▸ **Task to carry out**
Isolate every line in the records below with "machine" in it.

──────────────────────────────

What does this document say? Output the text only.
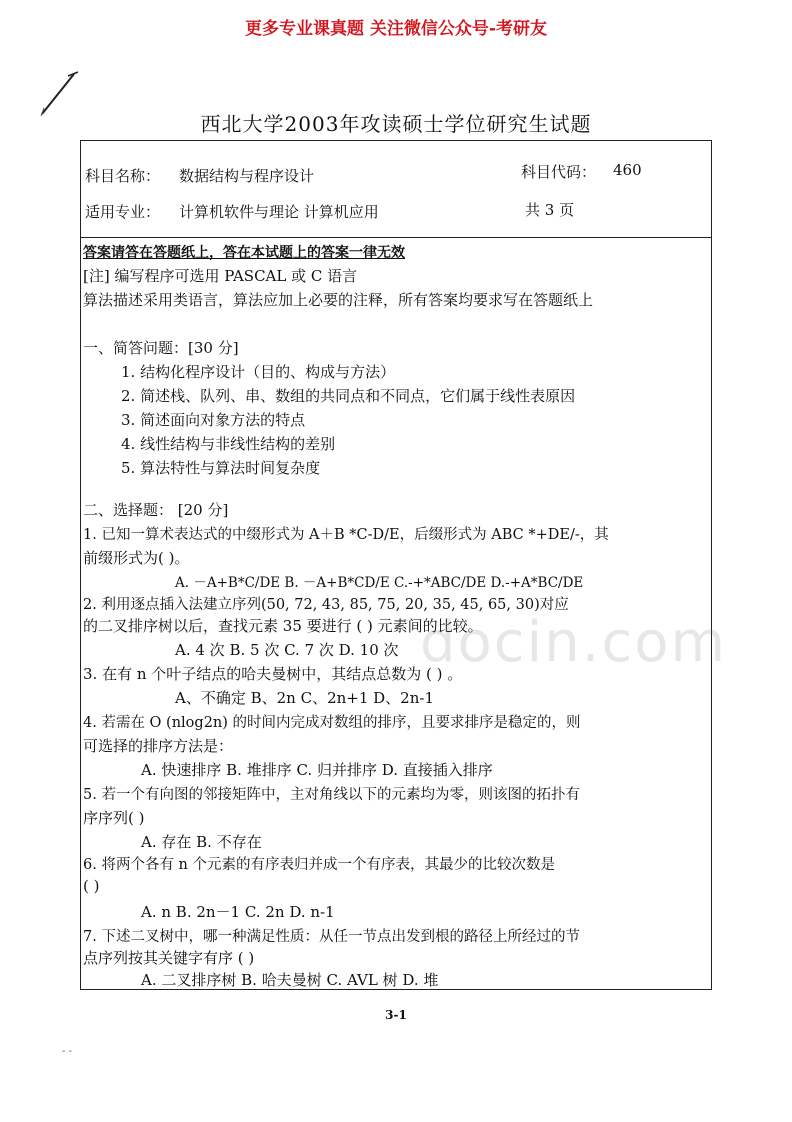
更多专业课真题 关注微信公众号-考研友
西北大学2003年攻读硕士学位研究生试题
科目名称： 数据结构与程序设计	科目代码： 460
适用专业： 计算机软件与理论 计算机应用	共 3 页
答案请答在答题纸上，答在本试题上的答案一律无效
[注] 编写程序可选用 PASCAL 或 C 语言
算法描述采用类语言，算法应加上必要的注释，所有答案均要求写在答题纸上
一、简答问题：[30 分]
1. 结构化程序设计（目的、构成与方法）
2. 简述栈、队列、串、数组的共同点和不同点，它们属于线性表原因
3. 简述面向对象方法的特点
4. 线性结构与非线性结构的差别
5. 算法特性与算法时间复杂度
二、选择题： [20 分]
1. 已知一算术表达式的中缀形式为 A＋B *C-D/E，后缀形式为 ABC *+DE/-，其
前缀形式为( )。
A. －A+B*C/DE B. －A+B*CD/E C.-+*ABC/DE D.-+A*BC/DE
2. 利用逐点插入法建立序列(50, 72, 43, 85, 75, 20, 35, 45, 65, 30)对应
的二叉排序树以后，查找元素 35 要进行 ( ) 元素间的比较。
A. 4 次 B. 5 次 C. 7 次 D. 10 次
3. 在有 n 个叶子结点的哈夫曼树中，其结点总数为 ( ) 。
A、不确定 B、2n C、2n+1 D、2n-1
4. 若需在 O (nlog2n) 的时间内完成对数组的排序，且要求排序是稳定的，则
可选择的排序方法是：
A. 快速排序 B. 堆排序 C. 归并排序 D. 直接插入排序
5. 若一个有向图的邻接矩阵中，主对角线以下的元素均为零，则该图的拓扑有
序序列( )
A. 存在 B. 不存在
6. 将两个各有 n 个元素的有序表归并成一个有序表，其最少的比较次数是
( )
A. n B. 2n－1 C. 2n D. n-1
7. 下述二叉树中，哪一种满足性质：从任一节点出发到根的路径上所经过的节
点序列按其关键字有序 ( )
A. 二叉排序树 B. 哈夫曼树 C. AVL 树 D. 堆
docin.com
3-1
- -
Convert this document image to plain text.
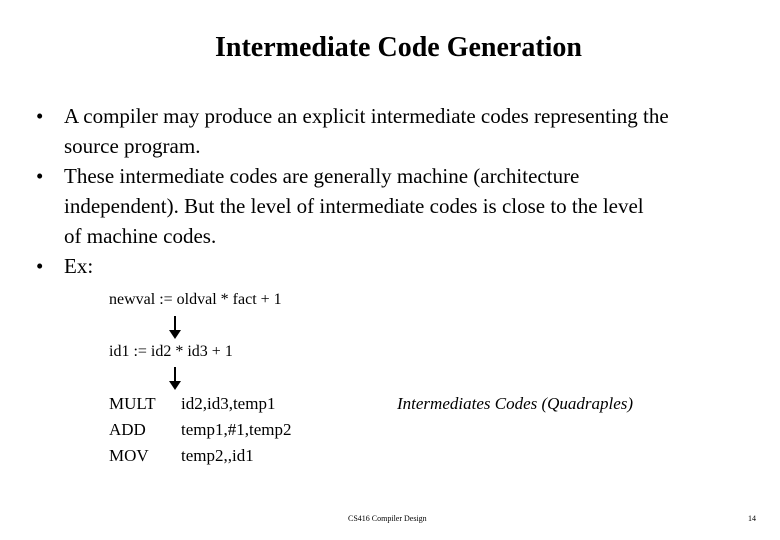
Intermediate Code Generation
• A compiler may produce an explicit intermediate codes representing the
source program.
• These intermediate codes are generally machine (architecture
independent). But the level of intermediate codes is close to the level
of machine codes.
• Ex:
newval := oldval * fact + 1
id1 := id2 * id3 + 1
MULT id2,id3,temp1
ADD temp1,#1,temp2
MOV temp2,,id1
Intermediates Codes (Quadraples)
CS416 Compiler Design	14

──────────────────────────────

▸ **Response to the task**
• These intermediate codes are generally machine (architecture
of machine codes.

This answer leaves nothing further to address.